▶ _WHAT THE TASK REQUIRES_:
In the listing below, locate the lines that hold the string "variable". Copy those lines.

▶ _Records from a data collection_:
□ □ □ □

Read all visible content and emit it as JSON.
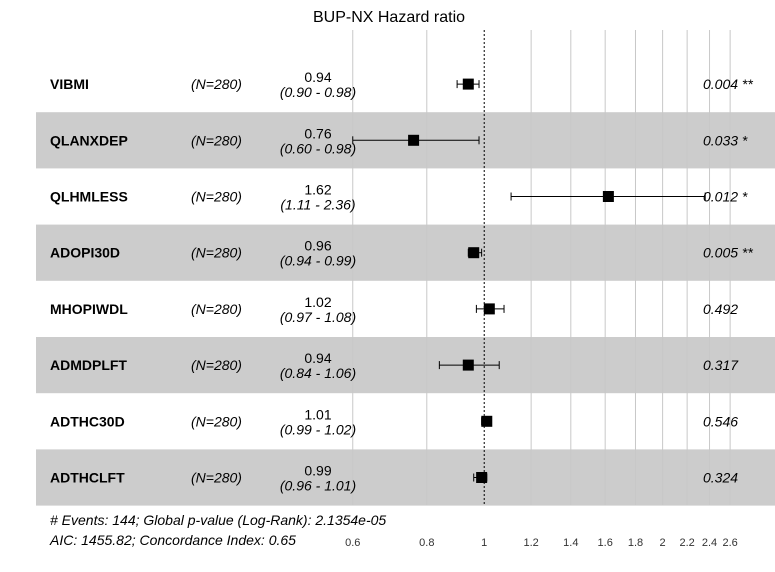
{
  "chart_data": {
    "type": "forest",
    "title": "BUP-NX Hazard ratio",
    "xscale": "log",
    "xlim": [
      0.56,
      2.66
    ],
    "reference_line": 1,
    "x_ticks": [
      "0.6",
      "0.8",
      "1",
      "1.2",
      "1.4",
      "1.6",
      "1.8",
      "2",
      "2.2",
      "2.4",
      "2.6"
    ],
    "x_tick_values": [
      0.6,
      0.8,
      1,
      1.2,
      1.4,
      1.6,
      1.8,
      2,
      2.2,
      2.4,
      2.6
    ],
    "rows": [
      {
        "variable": "VIBMI",
        "n": "(N=280)",
        "estimate": 0.94,
        "lower": 0.9,
        "upper": 0.98,
        "estimate_label": "0.94",
        "ci_label": "(0.90 - 0.98)",
        "p_label": "0.004 **",
        "shaded": false
      },
      {
        "variable": "QLANXDEP",
        "n": "(N=280)",
        "estimate": 0.76,
        "lower": 0.6,
        "upper": 0.98,
        "estimate_label": "0.76",
        "ci_label": "(0.60 - 0.98)",
        "p_label": "0.033 *",
        "shaded": true
      },
      {
        "variable": "QLHMLESS",
        "n": "(N=280)",
        "estimate": 1.62,
        "lower": 1.11,
        "upper": 2.36,
        "estimate_label": "1.62",
        "ci_label": "(1.11 - 2.36)",
        "p_label": "0.012 *",
        "shaded": false
      },
      {
        "variable": "ADOPI30D",
        "n": "(N=280)",
        "estimate": 0.96,
        "lower": 0.94,
        "upper": 0.99,
        "estimate_label": "0.96",
        "ci_label": "(0.94 - 0.99)",
        "p_label": "0.005 **",
        "shaded": true
      },
      {
        "variable": "MHOPIWDL",
        "n": "(N=280)",
        "estimate": 1.02,
        "lower": 0.97,
        "upper": 1.08,
        "estimate_label": "1.02",
        "ci_label": "(0.97 - 1.08)",
        "p_label": "0.492",
        "shaded": false
      },
      {
        "variable": "ADMDPLFT",
        "n": "(N=280)",
        "estimate": 0.94,
        "lower": 0.84,
        "upper": 1.06,
        "estimate_label": "0.94",
        "ci_label": "(0.84 - 1.06)",
        "p_label": "0.317",
        "shaded": true
      },
      {
        "variable": "ADTHC30D",
        "n": "(N=280)",
        "estimate": 1.01,
        "lower": 0.99,
        "upper": 1.02,
        "estimate_label": "1.01",
        "ci_label": "(0.99 - 1.02)",
        "p_label": "0.546",
        "shaded": false
      },
      {
        "variable": "ADTHCLFT",
        "n": "(N=280)",
        "estimate": 0.99,
        "lower": 0.96,
        "upper": 1.01,
        "estimate_label": "0.99",
        "ci_label": "(0.96 - 1.01)",
        "p_label": "0.324",
        "shaded": true
      }
    ],
    "footer": [
      "# Events: 144; Global p-value (Log-Rank): 2.1354e-05",
      "AIC: 1455.82; Concordance Index: 0.65"
    ],
    "colors": {
      "shade": "#cccccc",
      "grid": "#c8c8c8",
      "marker": "#000000"
    }
  }
}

□ □ □ □

▶ _OUTPUT OF THE EXERCISE_:
        "variable": "VIBMI",
        "variable": "QLANXDEP",
        "variable": "QLHMLESS",
        "variable": "ADOPI30D",
        "variable": "MHOPIWDL",
        "variable": "ADMDPLFT",
        "variable": "ADTHC30D",
        "variable": "ADTHCLFT",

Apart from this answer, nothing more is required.